Brief
Copy the listing from the line with "localize 13 of" to the line with "y-tick-label: 130000 xyxy=(15,318,67,336)", swapping "one per line" for "each on its own line" and leaving everything else unchanged. Omit the pictures.

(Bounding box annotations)
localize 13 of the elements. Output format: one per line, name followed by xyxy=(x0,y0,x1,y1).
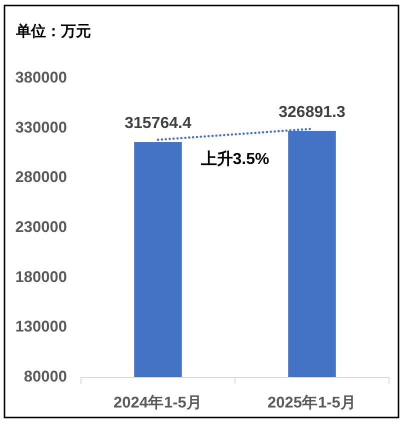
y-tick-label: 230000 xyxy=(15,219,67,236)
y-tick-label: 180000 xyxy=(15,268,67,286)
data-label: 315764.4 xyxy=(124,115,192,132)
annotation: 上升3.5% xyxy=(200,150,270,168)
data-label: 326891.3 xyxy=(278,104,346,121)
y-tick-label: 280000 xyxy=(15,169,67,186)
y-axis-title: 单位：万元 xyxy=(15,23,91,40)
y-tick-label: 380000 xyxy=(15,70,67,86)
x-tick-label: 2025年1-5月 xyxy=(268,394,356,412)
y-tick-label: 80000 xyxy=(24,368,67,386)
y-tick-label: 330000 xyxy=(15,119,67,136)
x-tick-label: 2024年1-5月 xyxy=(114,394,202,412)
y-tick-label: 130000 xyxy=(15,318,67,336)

--

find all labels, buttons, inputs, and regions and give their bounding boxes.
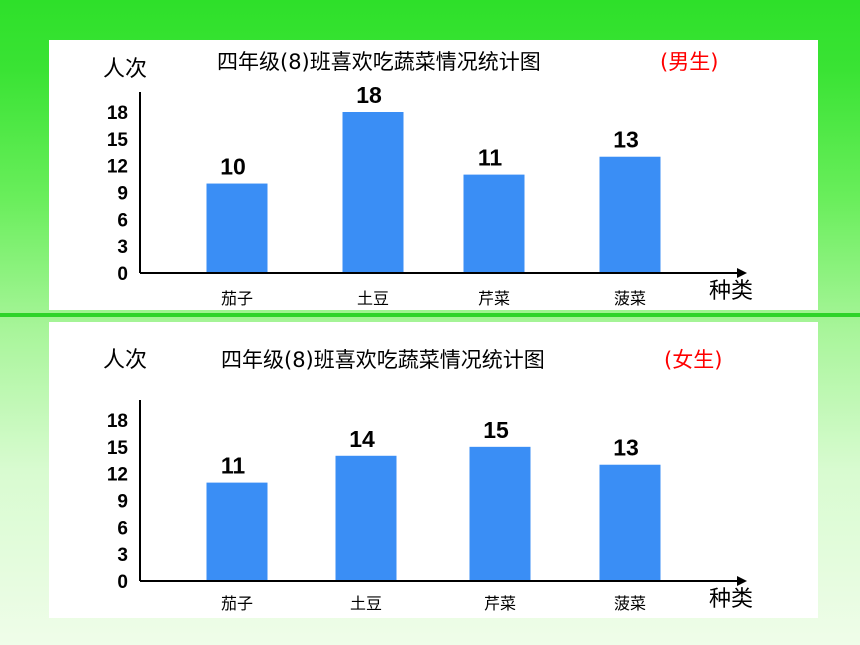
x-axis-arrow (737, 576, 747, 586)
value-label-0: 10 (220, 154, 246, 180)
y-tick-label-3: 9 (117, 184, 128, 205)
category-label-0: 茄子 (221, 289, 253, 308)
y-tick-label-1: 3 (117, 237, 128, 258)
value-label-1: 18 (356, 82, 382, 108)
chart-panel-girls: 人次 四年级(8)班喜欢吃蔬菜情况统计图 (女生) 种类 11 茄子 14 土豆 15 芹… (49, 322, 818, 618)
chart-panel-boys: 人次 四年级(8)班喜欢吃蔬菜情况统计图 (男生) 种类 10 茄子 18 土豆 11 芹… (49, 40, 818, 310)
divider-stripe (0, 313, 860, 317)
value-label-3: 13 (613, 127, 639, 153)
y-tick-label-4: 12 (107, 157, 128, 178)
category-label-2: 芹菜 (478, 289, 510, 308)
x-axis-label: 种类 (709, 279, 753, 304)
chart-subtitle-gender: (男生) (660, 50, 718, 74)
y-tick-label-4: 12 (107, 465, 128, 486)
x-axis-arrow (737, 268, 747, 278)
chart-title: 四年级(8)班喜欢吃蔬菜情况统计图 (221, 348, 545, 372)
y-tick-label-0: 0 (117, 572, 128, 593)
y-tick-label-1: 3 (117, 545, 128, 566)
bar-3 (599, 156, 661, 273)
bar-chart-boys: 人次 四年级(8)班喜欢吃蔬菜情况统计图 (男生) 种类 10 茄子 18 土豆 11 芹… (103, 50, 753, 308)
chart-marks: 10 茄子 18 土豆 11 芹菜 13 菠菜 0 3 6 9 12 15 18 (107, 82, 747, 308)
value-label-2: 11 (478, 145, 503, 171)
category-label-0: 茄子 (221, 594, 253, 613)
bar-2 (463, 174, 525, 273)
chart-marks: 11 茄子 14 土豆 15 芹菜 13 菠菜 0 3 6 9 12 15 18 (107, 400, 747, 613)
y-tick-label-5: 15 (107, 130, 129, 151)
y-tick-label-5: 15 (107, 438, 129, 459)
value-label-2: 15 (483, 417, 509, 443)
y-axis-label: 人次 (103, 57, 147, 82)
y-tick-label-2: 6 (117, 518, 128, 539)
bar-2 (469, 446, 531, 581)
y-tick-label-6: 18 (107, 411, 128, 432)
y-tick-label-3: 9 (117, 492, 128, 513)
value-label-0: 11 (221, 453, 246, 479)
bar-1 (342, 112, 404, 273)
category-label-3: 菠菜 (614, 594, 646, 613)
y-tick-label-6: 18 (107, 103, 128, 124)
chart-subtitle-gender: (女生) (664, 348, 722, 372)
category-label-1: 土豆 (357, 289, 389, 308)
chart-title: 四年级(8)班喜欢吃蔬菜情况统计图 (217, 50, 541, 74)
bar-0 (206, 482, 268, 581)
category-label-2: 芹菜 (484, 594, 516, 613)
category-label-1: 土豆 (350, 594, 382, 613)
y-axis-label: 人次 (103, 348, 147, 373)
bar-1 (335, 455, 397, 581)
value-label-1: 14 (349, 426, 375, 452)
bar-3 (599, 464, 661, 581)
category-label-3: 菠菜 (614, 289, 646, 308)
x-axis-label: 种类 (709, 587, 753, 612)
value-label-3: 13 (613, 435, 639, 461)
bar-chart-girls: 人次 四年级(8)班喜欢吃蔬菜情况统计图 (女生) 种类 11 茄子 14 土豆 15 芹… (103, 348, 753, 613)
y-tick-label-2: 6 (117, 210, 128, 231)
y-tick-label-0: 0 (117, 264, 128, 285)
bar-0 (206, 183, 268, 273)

---

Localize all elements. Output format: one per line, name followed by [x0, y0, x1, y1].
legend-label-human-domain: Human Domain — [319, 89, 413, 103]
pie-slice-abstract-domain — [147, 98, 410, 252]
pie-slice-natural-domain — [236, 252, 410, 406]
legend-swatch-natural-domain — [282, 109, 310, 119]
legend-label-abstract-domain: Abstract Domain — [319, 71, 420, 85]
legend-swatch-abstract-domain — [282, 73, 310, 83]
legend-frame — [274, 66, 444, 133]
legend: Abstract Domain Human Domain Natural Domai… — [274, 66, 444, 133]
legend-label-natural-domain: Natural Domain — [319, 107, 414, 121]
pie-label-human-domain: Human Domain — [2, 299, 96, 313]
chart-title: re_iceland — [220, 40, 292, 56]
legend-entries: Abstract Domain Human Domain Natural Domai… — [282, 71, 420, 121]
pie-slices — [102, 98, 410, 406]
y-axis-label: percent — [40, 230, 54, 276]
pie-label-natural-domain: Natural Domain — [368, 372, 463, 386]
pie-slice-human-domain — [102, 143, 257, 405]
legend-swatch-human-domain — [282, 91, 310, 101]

Task response
localize 13 of the elements. Output format: each on its own line, name followed by xyxy=(x0,y0,x1,y1).
y-tick-label: 230000 xyxy=(15,219,67,236)
y-tick-label: 180000 xyxy=(15,268,67,286)
data-label: 315764.4 xyxy=(124,115,192,132)
annotation: 上升3.5% xyxy=(200,150,270,168)
data-label: 326891.3 xyxy=(278,104,346,121)
y-tick-label: 280000 xyxy=(15,169,67,186)
y-axis-title: 单位：万元 xyxy=(15,23,91,40)
y-tick-label: 380000 xyxy=(15,70,67,86)
x-tick-label: 2025年1-5月 xyxy=(268,394,356,412)
y-tick-label: 80000 xyxy=(24,368,67,386)
y-tick-label: 330000 xyxy=(15,119,67,136)
x-tick-label: 2024年1-5月 xyxy=(114,394,202,412)
y-tick-label: 130000 xyxy=(15,318,67,336)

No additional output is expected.